#### PROBLEM:
Look through the listing below and work out how many of its lines hold the word "Иннокентій". Give only the number.

(Saved entries)
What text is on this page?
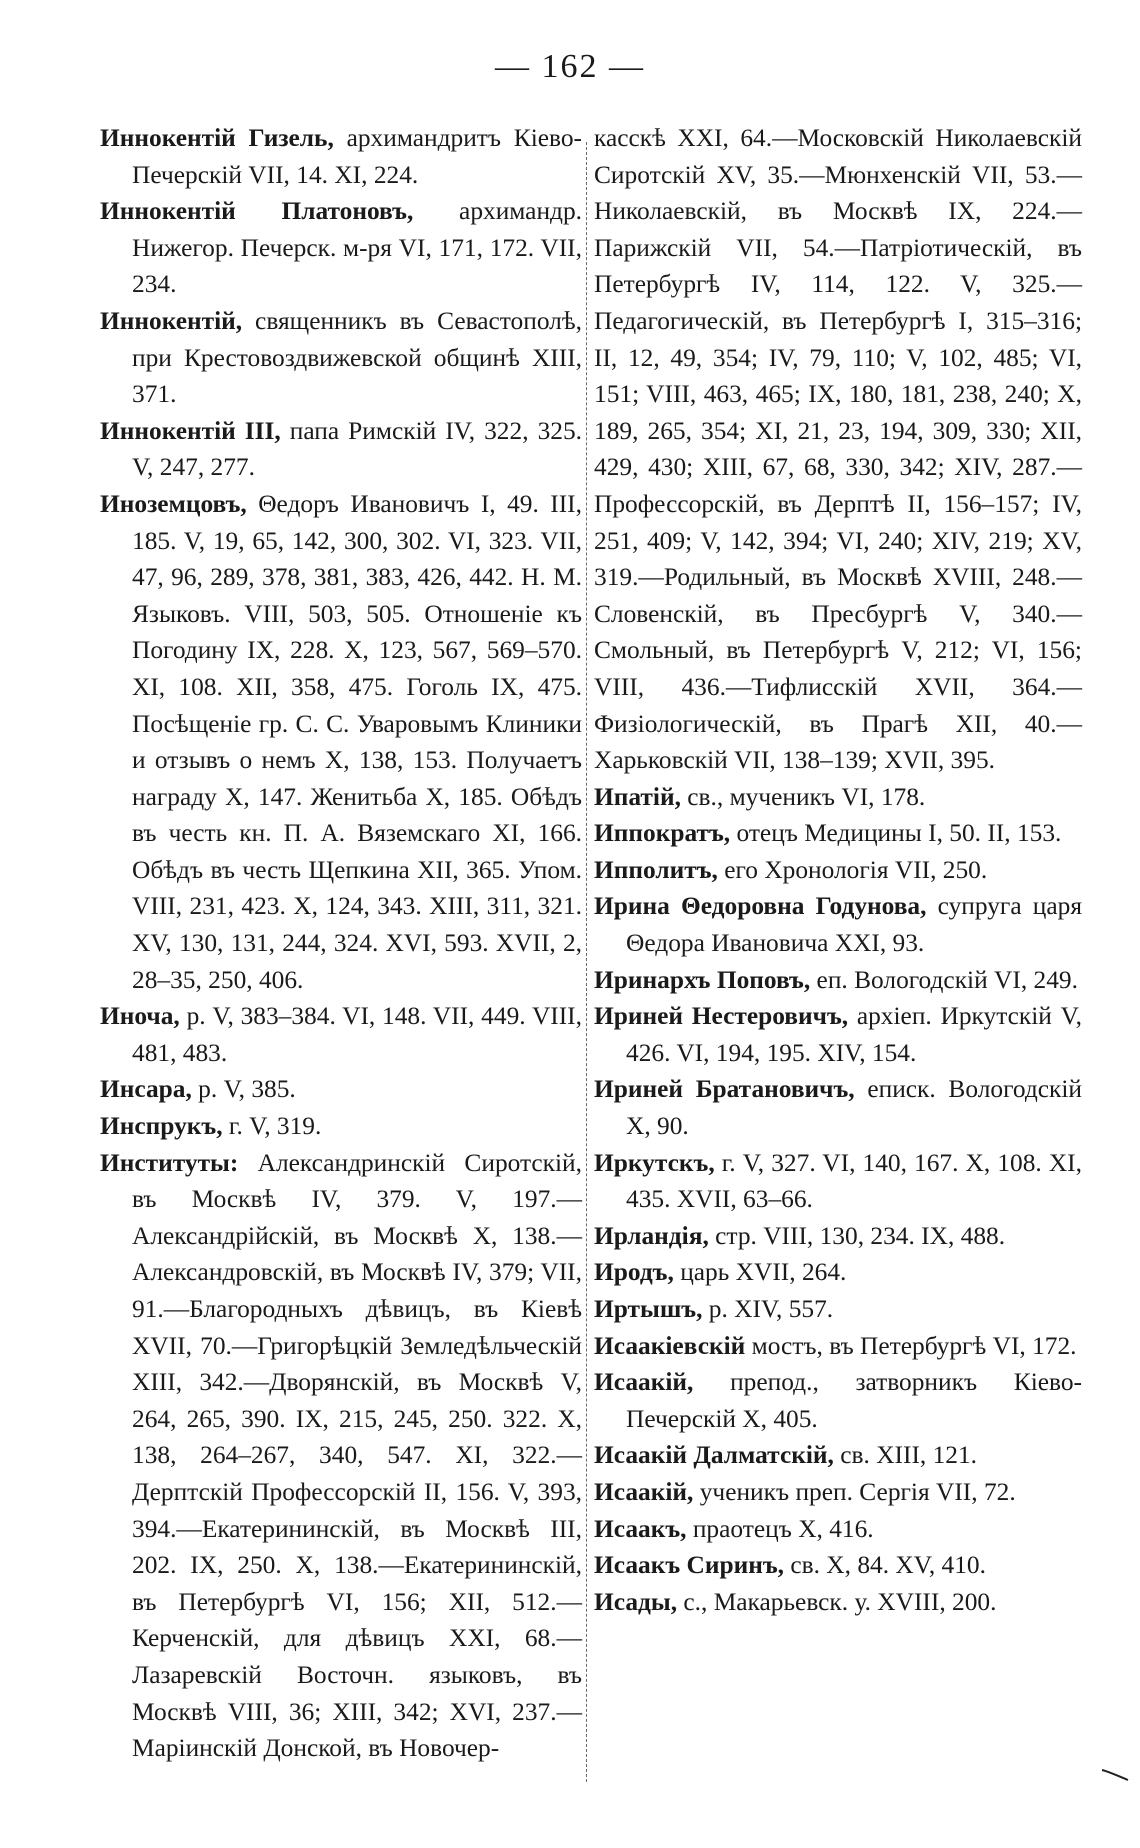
— 162 —
Иннокентій Гизель, архимандритъ Кіево-Печерскій VII, 14. XI, 224.
Иннокентій Платоновъ, архимандр. Нижегор. Печерск. м-ря VI, 171, 172. VII, 234.
Иннокентій, священникъ въ Севастополѣ, при Крестовоздвижевской общинѣ XIII, 371.
Иннокентій III, папа Римскій IV, 322, 325. V, 247, 277.
Иноземцовъ, Θедоръ Ивановичъ I, 49. III, 185. V, 19, 65, 142, 300, 302. VI, 323. VII, 47, 96, 289, 378, 381, 383, 426, 442. Н. М. Языковъ. VIII, 503, 505. Отношеніе къ Погодину IX, 228. X, 123, 567, 569–570. XI, 108. XII, 358, 475. Гоголь IX, 475. Посѣщеніе гр. С. С. Уваровымъ Клиники и отзывъ о немъ X, 138, 153. Получаетъ награду X, 147. Женитьба X, 185. Обѣдъ въ честь кн. П. А. Вяземскаго XI, 166. Обѣдъ въ честь Щепкина XII, 365. Упом. VIII, 231, 423. X, 124, 343. XIII, 311, 321. XV, 130, 131, 244, 324. XVI, 593. XVII, 2, 28–35, 250, 406.
Иноча, р. V, 383–384. VI, 148. VII, 449. VIII, 481, 483.
Инсара, р. V, 385.
Инспрукъ, г. V, 319.
Институты: Александринскій Сиротскій, въ Москвѣ IV, 379. V, 197.—Александрійскій, въ Москвѣ X, 138.—Александровскій, въ Москвѣ IV, 379; VII, 91.—Благородныхъ дѣвицъ, въ Кіевѣ XVII, 70.—Григорѣцкій Земледѣльческій XIII, 342.—Дворянскій, въ Москвѣ V, 264, 265, 390. IX, 215, 245, 250. 322. X, 138, 264–267, 340, 547. XI, 322.—Дерптскій Профессорскій II, 156. V, 393, 394.—Екатерининскій, въ Москвѣ III, 202. IX, 250. X, 138.—Екатерининскій, въ Петербургѣ VI, 156; XII, 512.—Керченскій, для дѣвицъ XXI, 68.—Лазаревскій Восточн. языковъ, въ Москвѣ VIII, 36; XIII, 342; XVI, 237.—Маріинскій Донской, въ Новочер-
касскѣ XXI, 64.—Московскій Николаевскій Сиротскій XV, 35.—Мюнхенскій VII, 53.—Николаевскій, въ Москвѣ IX, 224.—Парижскій VII, 54.—Патріотическій, въ Петербургѣ IV, 114, 122. V, 325.—Педагогическій, въ Петербургѣ I, 315–316; II, 12, 49, 354; IV, 79, 110; V, 102, 485; VI, 151; VIII, 463, 465; IX, 180, 181, 238, 240; X, 189, 265, 354; XI, 21, 23, 194, 309, 330; XII, 429, 430; XIII, 67, 68, 330, 342; XIV, 287.—Профессорскій, въ Дерптѣ II, 156–157; IV, 251, 409; V, 142, 394; VI, 240; XIV, 219; XV, 319.—Родильный, въ Москвѣ XVIII, 248.—Словенскій, въ Пресбургѣ V, 340.—Смольный, въ Петербургѣ V, 212; VI, 156; VIII, 436.—Тифлисскій XVII, 364.—Физіологическій, въ Прагѣ XII, 40.—Харьковскій VII, 138–139; XVII, 395.
Ипатій, св., мученикъ VI, 178.
Иппократъ, отецъ Медицины I, 50. II, 153.
Ипполитъ, его Хронологія VII, 250.
Ирина Θедоровна Годунова, супруга царя Θедора Ивановича XXI, 93.
Иринархъ Поповъ, еп. Вологодскій VI, 249.
Ириней Нестеровичъ, архіеп. Иркутскій V, 426. VI, 194, 195. XIV, 154.
Ириней Братановичъ, еписк. Вологодскій X, 90.
Иркутскъ, г. V, 327. VI, 140, 167. X, 108. XI, 435. XVII, 63–66.
Ирландія, стр. VIII, 130, 234. IX, 488.
Иродъ, царь XVII, 264.
Иртышъ, р. XIV, 557.
Исаакіевскій мостъ, въ Петербургѣ VI, 172.
Исаакій, препод., затворникъ Кіево-Печерскій X, 405.
Исаакій Далматскій, св. XIII, 121.
Исаакій, ученикъ преп. Сергія VII, 72.
Исаакъ, праотецъ X, 416.
Исаакъ Сиринъ, св. X, 84. XV, 410.
Исады, с., Макарьевск. у. XVIII, 200.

#### ANSWER FOR THE TASK:
4